**OBJECTIVE**
What number of lines hold the word "title"? State that number and nothing besides.

**ENTRIES PROVIDED**

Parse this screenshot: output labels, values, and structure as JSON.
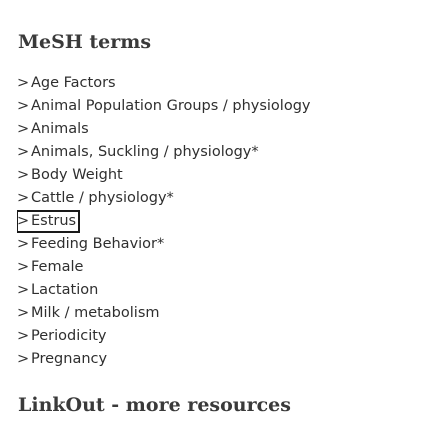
{
  "mesh": {
    "title": "MeSH terms",
    "chevron": ">",
    "terms": [
      {
        "label": "Age Factors"
      },
      {
        "label": "Animal Population Groups / physiology"
      },
      {
        "label": "Animals"
      },
      {
        "label": "Animals, Suckling / physiology*"
      },
      {
        "label": "Body Weight"
      },
      {
        "label": "Cattle / physiology*"
      },
      {
        "label": "Estrus",
        "focused": true
      },
      {
        "label": "Feeding Behavior*"
      },
      {
        "label": "Female"
      },
      {
        "label": "Lactation"
      },
      {
        "label": "Milk / metabolism"
      },
      {
        "label": "Periodicity"
      },
      {
        "label": "Pregnancy"
      }
    ]
  },
  "linkout": {
    "title": "LinkOut - more resources"
  }
}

**ANSWER FOR THIS EXERCISE**
2